--- Written task ---
In the data below, find each line containing the string "characterize" and return it.

--- Material supplied ---
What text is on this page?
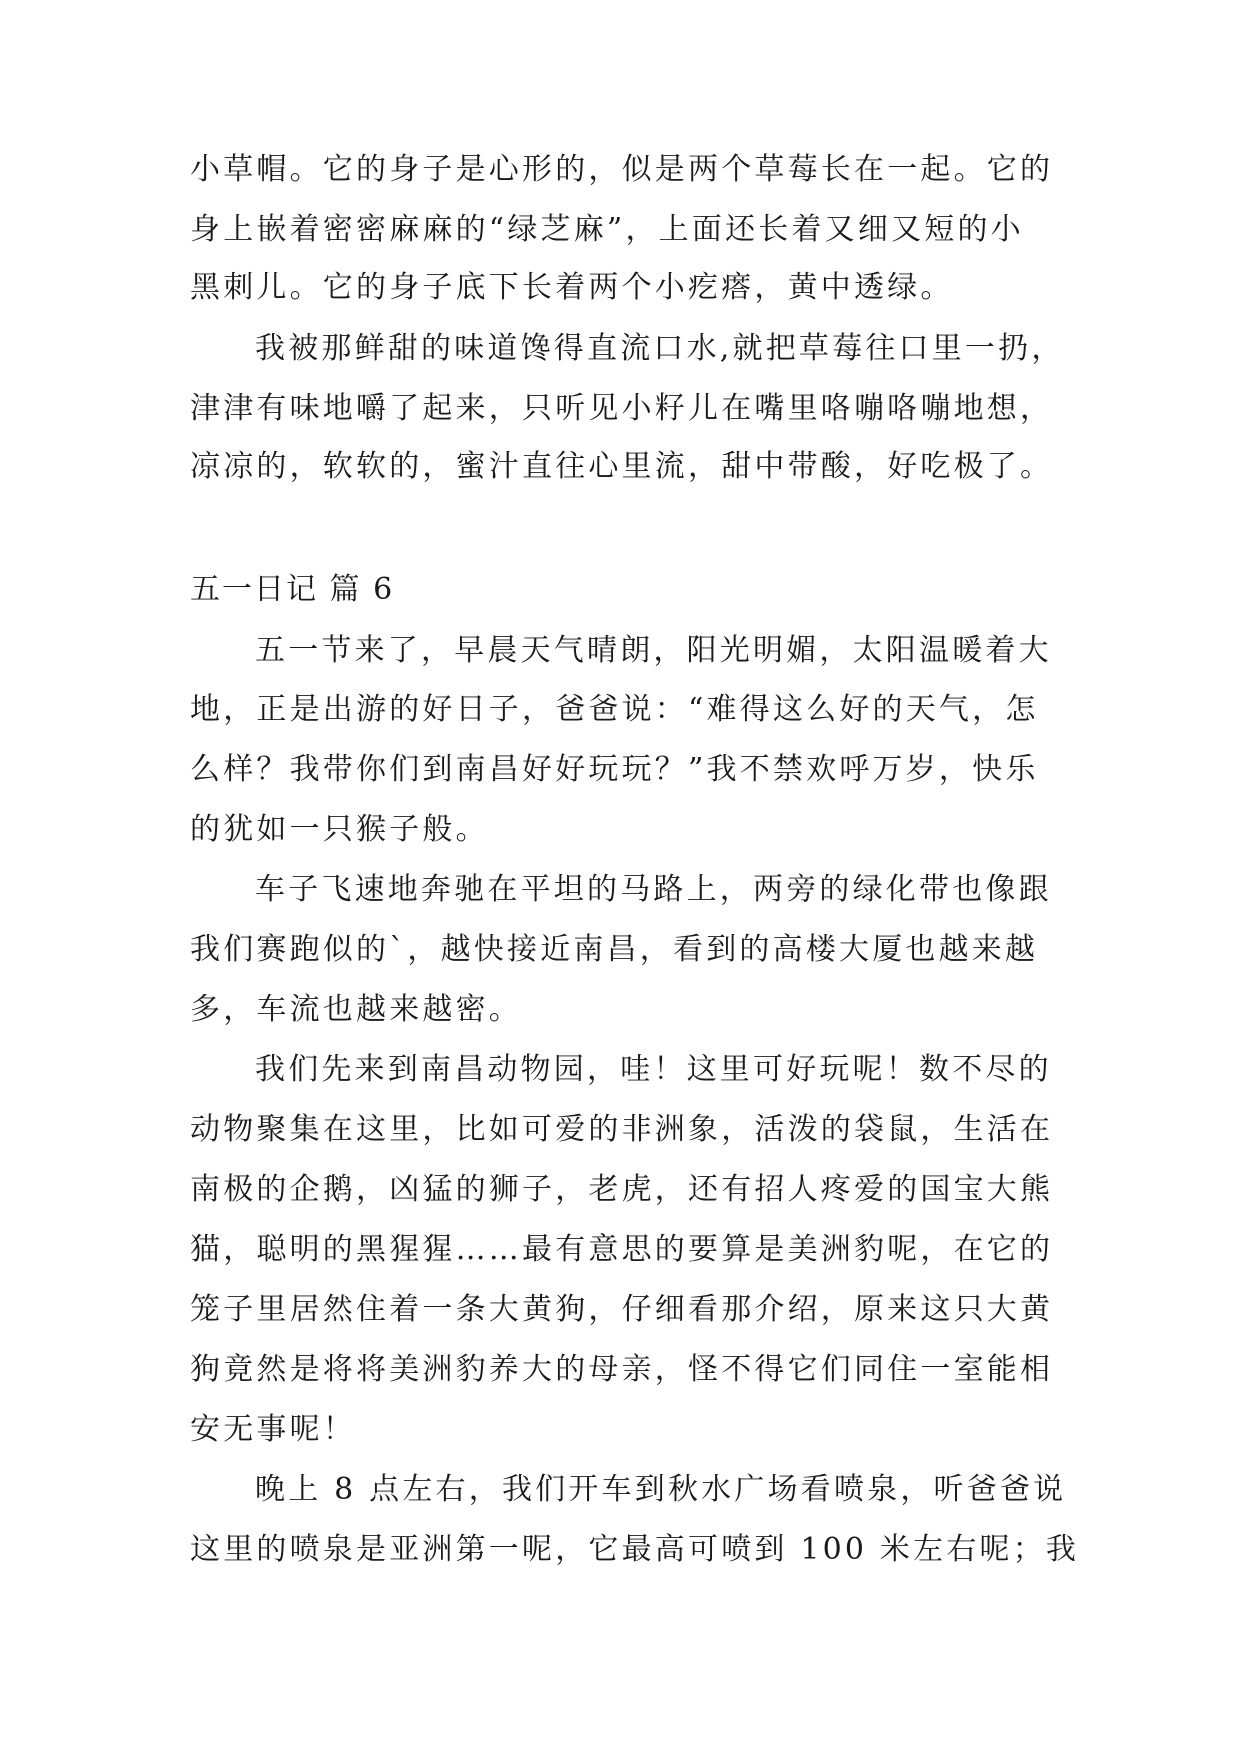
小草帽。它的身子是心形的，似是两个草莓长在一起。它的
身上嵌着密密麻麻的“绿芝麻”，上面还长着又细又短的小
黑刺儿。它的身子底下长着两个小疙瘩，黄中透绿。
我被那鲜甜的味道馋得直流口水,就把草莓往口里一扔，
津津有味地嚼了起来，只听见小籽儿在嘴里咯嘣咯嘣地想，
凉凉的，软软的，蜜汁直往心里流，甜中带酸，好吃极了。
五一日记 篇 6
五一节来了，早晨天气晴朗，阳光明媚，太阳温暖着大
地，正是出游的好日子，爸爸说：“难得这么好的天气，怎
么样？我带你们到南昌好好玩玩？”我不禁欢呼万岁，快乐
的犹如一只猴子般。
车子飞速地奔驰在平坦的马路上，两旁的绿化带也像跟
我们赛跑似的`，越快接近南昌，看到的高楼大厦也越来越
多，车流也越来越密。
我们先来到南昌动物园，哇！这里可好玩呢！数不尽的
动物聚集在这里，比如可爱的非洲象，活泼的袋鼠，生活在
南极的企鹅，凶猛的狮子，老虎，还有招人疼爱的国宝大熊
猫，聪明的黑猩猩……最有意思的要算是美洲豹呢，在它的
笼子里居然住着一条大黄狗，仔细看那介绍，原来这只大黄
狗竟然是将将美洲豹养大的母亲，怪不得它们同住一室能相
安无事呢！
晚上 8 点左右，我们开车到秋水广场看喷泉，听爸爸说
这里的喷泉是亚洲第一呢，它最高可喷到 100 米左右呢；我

==

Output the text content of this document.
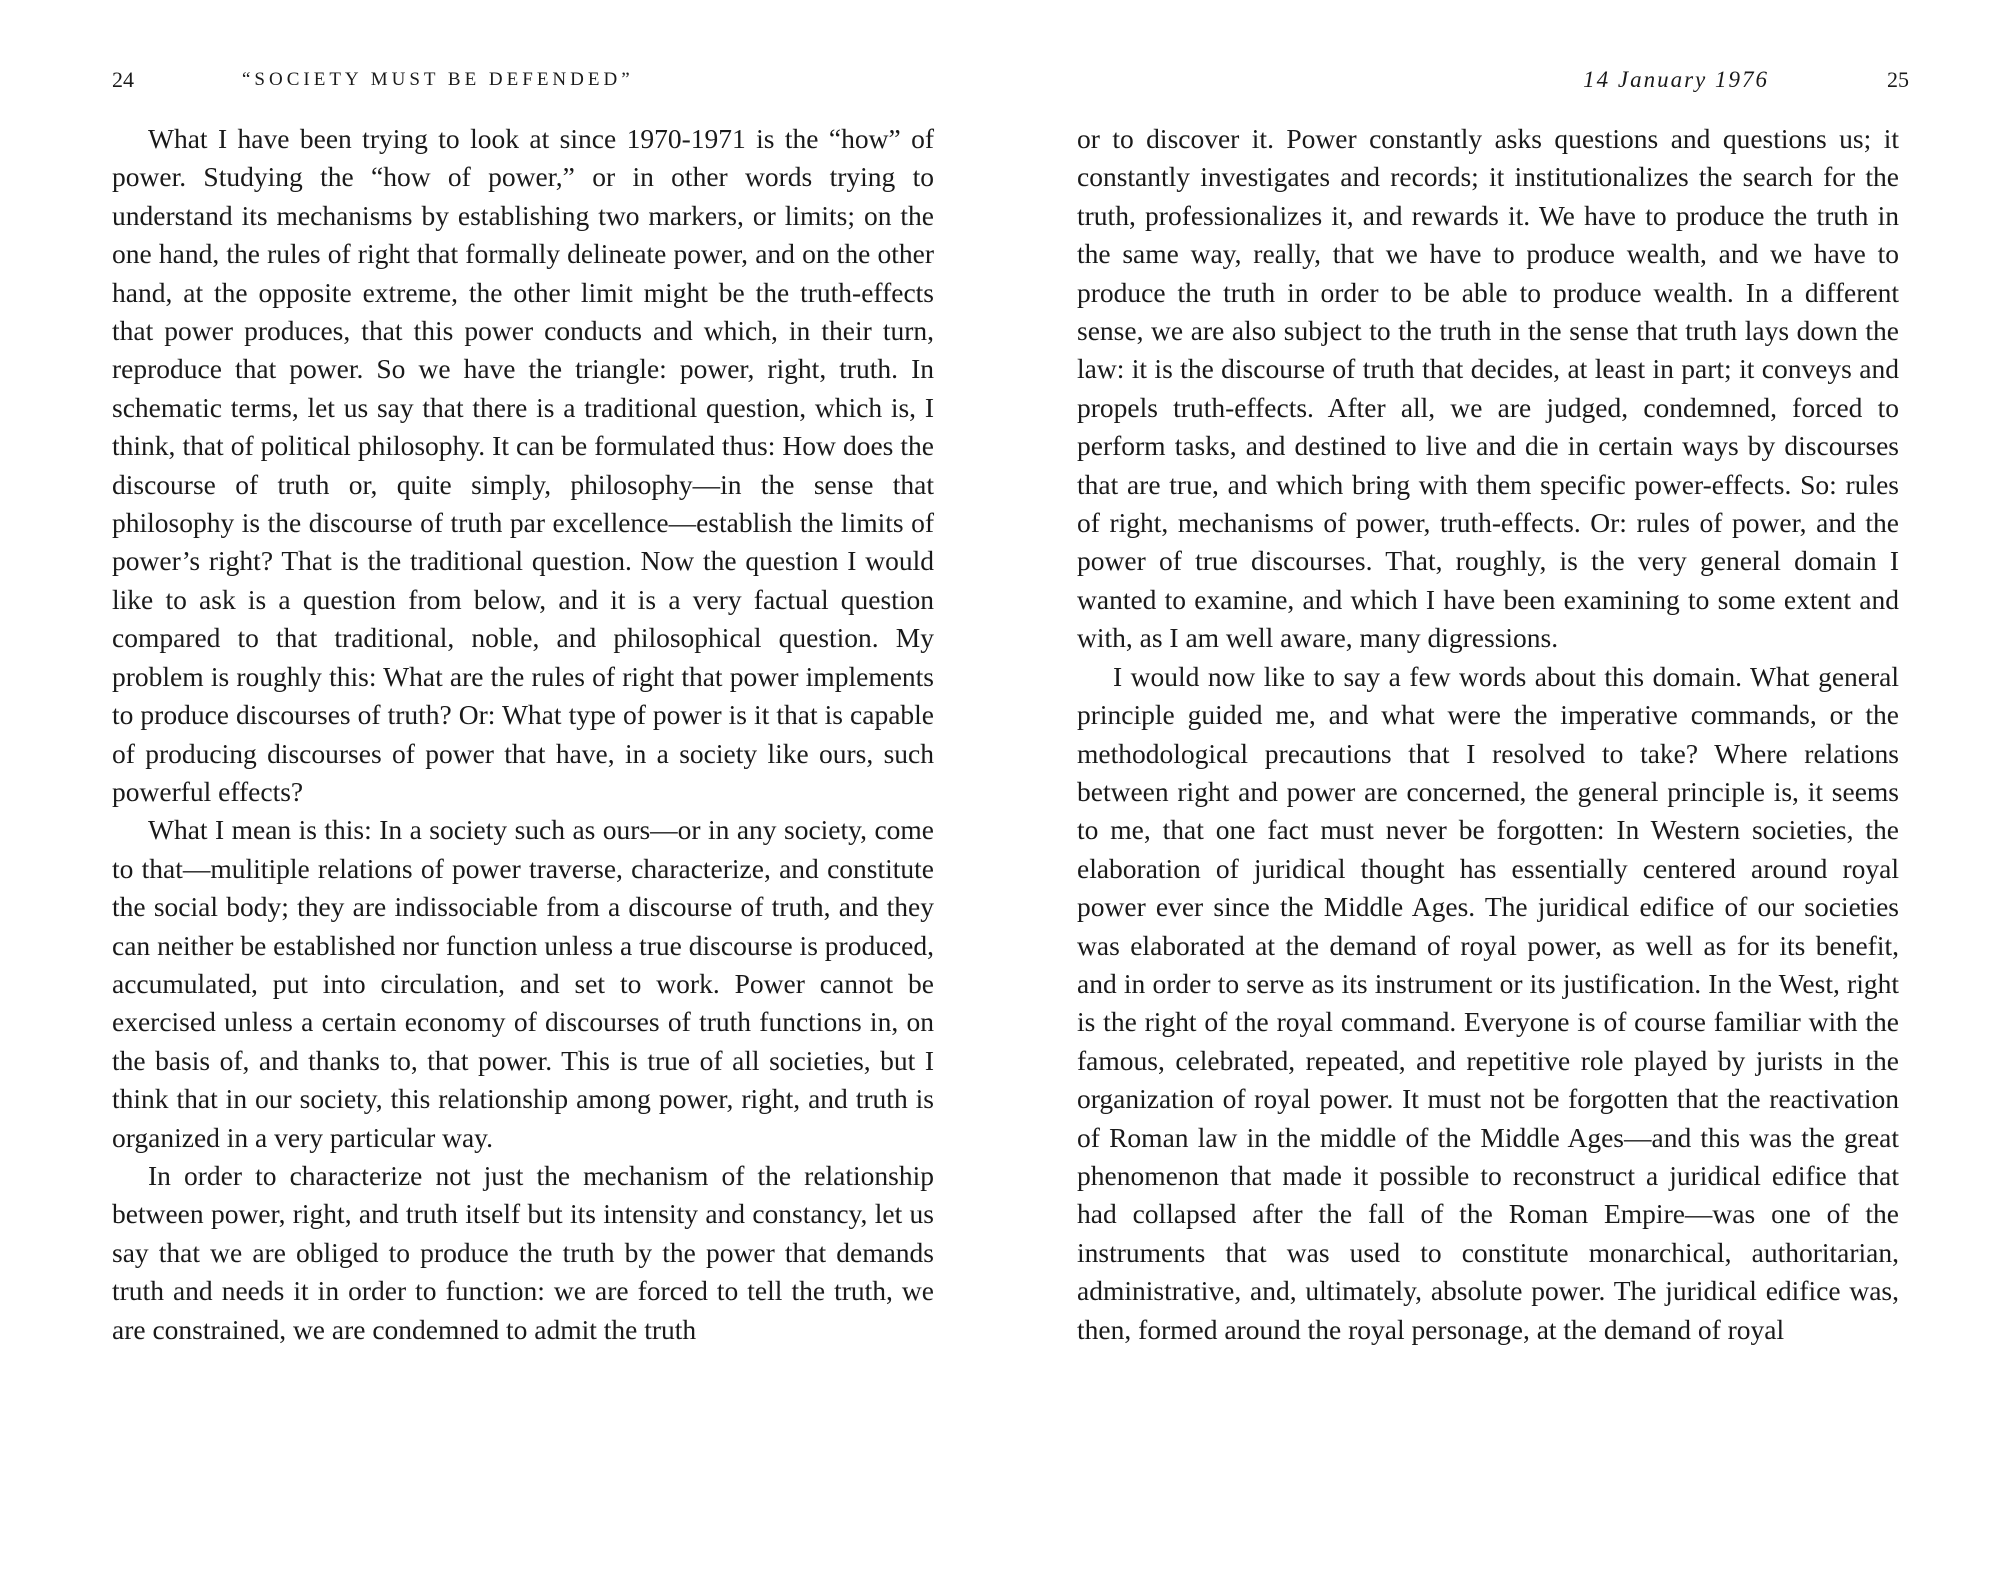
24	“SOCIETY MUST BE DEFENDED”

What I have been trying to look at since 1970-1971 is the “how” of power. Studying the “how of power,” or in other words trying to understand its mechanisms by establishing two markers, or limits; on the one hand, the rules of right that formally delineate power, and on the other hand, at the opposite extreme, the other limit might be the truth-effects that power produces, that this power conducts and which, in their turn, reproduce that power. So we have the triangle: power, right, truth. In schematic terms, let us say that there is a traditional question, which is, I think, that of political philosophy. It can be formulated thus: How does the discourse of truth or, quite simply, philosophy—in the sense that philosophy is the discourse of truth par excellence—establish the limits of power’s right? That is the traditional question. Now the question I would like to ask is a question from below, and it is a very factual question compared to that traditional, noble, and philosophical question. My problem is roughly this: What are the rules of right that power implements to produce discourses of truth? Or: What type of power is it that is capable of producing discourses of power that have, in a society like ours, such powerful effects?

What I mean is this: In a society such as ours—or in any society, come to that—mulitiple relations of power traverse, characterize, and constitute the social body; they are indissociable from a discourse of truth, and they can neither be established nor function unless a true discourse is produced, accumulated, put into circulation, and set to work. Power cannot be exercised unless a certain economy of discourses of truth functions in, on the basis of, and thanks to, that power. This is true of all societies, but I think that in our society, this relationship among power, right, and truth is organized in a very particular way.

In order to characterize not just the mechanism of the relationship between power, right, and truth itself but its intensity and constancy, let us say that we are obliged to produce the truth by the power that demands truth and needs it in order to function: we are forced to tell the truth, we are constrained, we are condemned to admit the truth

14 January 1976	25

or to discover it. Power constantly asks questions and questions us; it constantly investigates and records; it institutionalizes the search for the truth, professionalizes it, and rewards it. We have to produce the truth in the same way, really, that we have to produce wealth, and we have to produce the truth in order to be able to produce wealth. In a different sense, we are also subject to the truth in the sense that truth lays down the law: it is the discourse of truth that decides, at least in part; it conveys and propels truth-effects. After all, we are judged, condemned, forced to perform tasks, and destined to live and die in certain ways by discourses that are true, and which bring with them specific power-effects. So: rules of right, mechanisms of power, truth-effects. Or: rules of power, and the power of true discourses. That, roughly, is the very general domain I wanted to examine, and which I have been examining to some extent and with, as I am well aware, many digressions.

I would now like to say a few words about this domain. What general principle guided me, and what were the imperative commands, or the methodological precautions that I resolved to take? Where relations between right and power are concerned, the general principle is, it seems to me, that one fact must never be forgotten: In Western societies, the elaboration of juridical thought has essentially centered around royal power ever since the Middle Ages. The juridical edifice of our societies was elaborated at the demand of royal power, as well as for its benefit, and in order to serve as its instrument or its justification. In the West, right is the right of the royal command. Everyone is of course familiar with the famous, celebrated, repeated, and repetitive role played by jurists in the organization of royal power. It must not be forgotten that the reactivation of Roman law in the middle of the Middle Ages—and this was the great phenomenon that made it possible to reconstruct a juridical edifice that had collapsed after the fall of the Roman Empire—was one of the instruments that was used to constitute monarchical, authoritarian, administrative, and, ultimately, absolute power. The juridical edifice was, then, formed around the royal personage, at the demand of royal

--- Output of the task ---
What I mean is this: In a society such as ours—or in any society, come to that—mulitiple relations of power traverse, characterize, and constitute the social body; they are indissociable from a discourse of truth, and they can neither be established nor function unless a true discourse is produced, accumulated, put into circulation, and set to work. Power cannot be exercised unless a certain economy of discourses of truth functions in, on the basis of, and thanks to, that power. This is true of all societies, but I think that in our society, this relationship among power, right, and truth is organized in a very particular way.
In order to characterize not just the mechanism of the relationship between power, right, and truth itself but its intensity and constancy, let us say that we are obliged to produce the truth by the power that demands truth and needs it in order to function: we are forced to tell the truth, we are constrained, we are condemned to admit the truth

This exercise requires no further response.